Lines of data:
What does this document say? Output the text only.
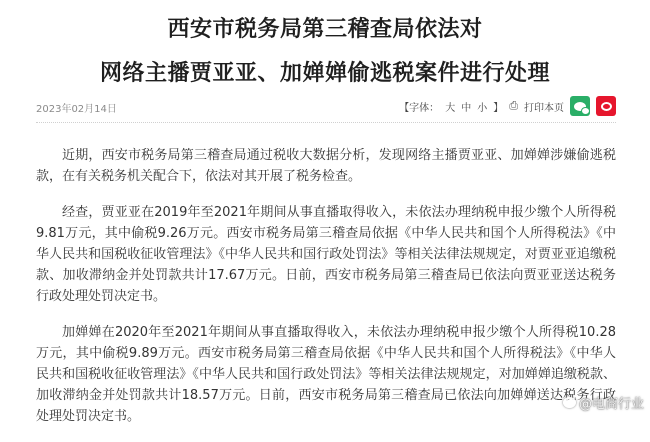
西安市税务局第三稽查局依法对
网络主播贾亚亚、加婵婵偷逃税案件进行处理
2023年02月14日	【字体： 大 中 小 】 ⎙ 打印本页

近期，西安市税务局第三稽查局通过税收大数据分析，发现网络主播贾亚亚、加婵婵涉嫌偷逃税款，在有关税务机关配合下，依法对其开展了税务检查。

经查，贾亚亚在2019年至2021年期间从事直播取得收入，未依法办理纳税申报少缴个人所得税9.81万元，其中偷税9.26万元。西安市税务局第三稽查局依据《中华人民共和国个人所得税法》《中华人民共和国税收征收管理法》《中华人民共和国行政处罚法》等相关法律法规规定，对贾亚亚追缴税款、加收滞纳金并处罚款共计17.67万元。日前，西安市税务局第三稽查局已依法向贾亚亚送达税务行政处理处罚决定书。

加婵婵在2020年至2021年期间从事直播取得收入，未依法办理纳税申报少缴个人所得税10.28万元，其中偷税9.89万元。西安市税务局第三稽查局依据《中华人民共和国个人所得税法》《中华人民共和国税收征收管理法》《中华人民共和国行政处罚法》等相关法律法规规定，对加婵婵追缴税款、加收滞纳金并处罚款共计18.57万元。日前，西安市税务局第三稽查局已依法向加婵婵送达税务行政处理处罚决定书。

@电商行业
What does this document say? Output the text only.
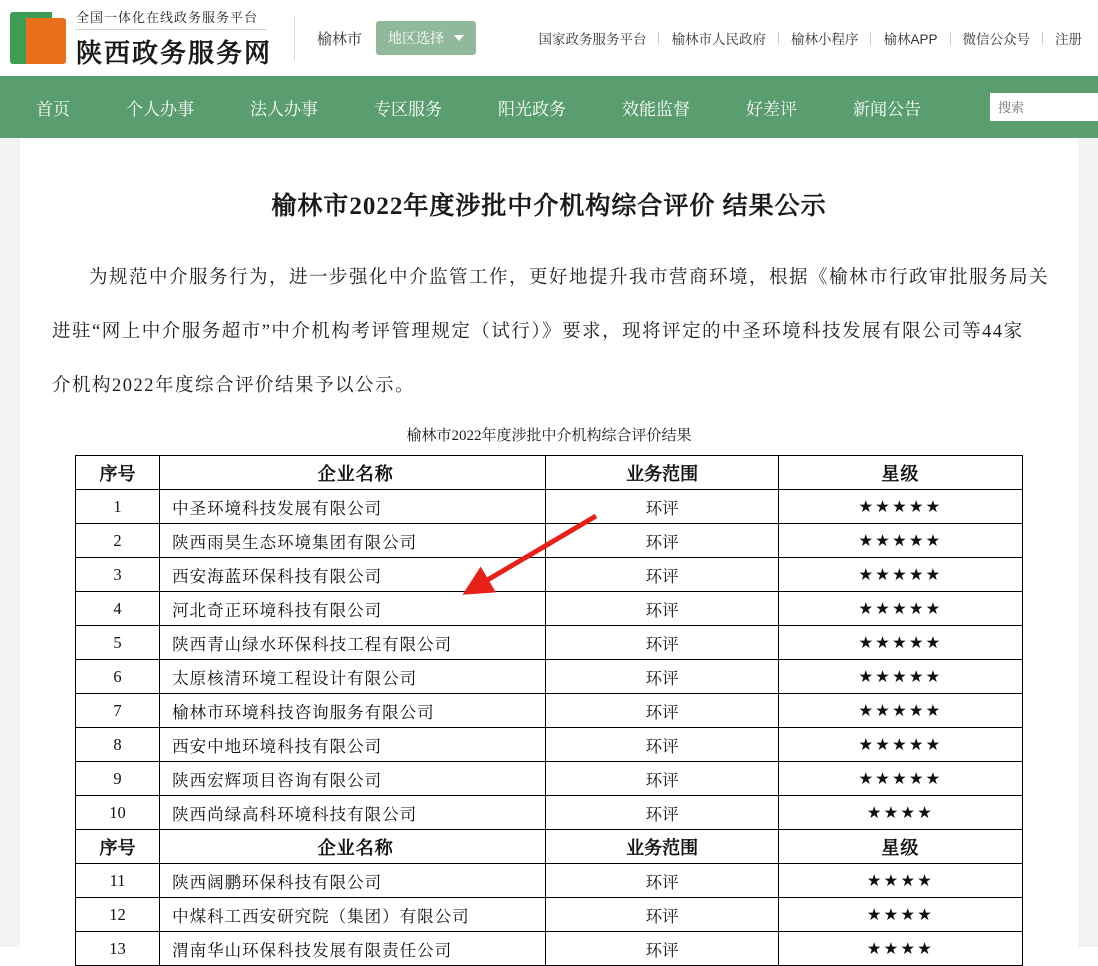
全国一体化在线政务服务平台
陕西政务服务网	榆林市 地区选择	国家政务服务平台	榆林市人民政府	榆林小程序	榆林APP	微信公众号	注册
首页	个人办事	法人办事	专区服务	阳光政务	效能监督	好差评	新闻公告
搜索
榆林市2022年度涉批中介机构综合评价 结果公示
为规范中介服务行为，进一步强化中介监管工作，更好地提升我市营商环境，根据《榆林市行政审批服务局关
进驻“网上中介服务超市”中介机构考评管理规定（试行）》要求，现将评定的中圣环境科技发展有限公司等44家
介机构2022年度综合评价结果予以公示。
榆林市2022年度涉批中介机构综合评价结果
序号	企业名称	业务范围	星级
1	中圣环境科技发展有限公司	环评	★★★★★
2	陕西雨昊生态环境集团有限公司	环评	★★★★★
3	西安海蓝环保科技有限公司	环评	★★★★★
4	河北奇正环境科技有限公司	环评	★★★★★
5	陕西青山绿水环保科技工程有限公司	环评	★★★★★
6	太原核清环境工程设计有限公司	环评	★★★★★
7	榆林市环境科技咨询服务有限公司	环评	★★★★★
8	西安中地环境科技有限公司	环评	★★★★★
9	陕西宏辉项目咨询有限公司	环评	★★★★★
10	陕西尚绿高科环境科技有限公司	环评	★★★★
序号	企业名称	业务范围	星级
11	陕西阔鹏环保科技有限公司	环评	★★★★
12	中煤科工西安研究院（集团）有限公司	环评	★★★★
13	渭南华山环保科技发展有限责任公司	环评	★★★★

--- TASK STATEMENT ---
Using the records above, find and show each line with the string "中华人民共和国个人所得税法".

--- SOLUTION FOR THIS EXERCISE ---
经查，贾亚亚在2019年至2021年期间从事直播取得收入，未依法办理纳税申报少缴个人所得税9.81万元，其中偷税9.26万元。西安市税务局第三稽查局依据《中华人民共和国个人所得税法》《中华人民共和国税收征收管理法》《中华人民共和国行政处罚法》等相关法律法规规定，对贾亚亚追缴税款、加收滞纳金并处罚款共计17.67万元。日前，西安市税务局第三稽查局已依法向贾亚亚送达税务行政处理处罚决定书。
加婵婵在2020年至2021年期间从事直播取得收入，未依法办理纳税申报少缴个人所得税10.28万元，其中偷税9.89万元。西安市税务局第三稽查局依据《中华人民共和国个人所得税法》《中华人民共和国税收征收管理法》《中华人民共和国行政处罚法》等相关法律法规规定，对加婵婵追缴税款、加收滞纳金并处罚款共计18.57万元。日前，西安市税务局第三稽查局已依法向加婵婵送达税务行政处理处罚决定书。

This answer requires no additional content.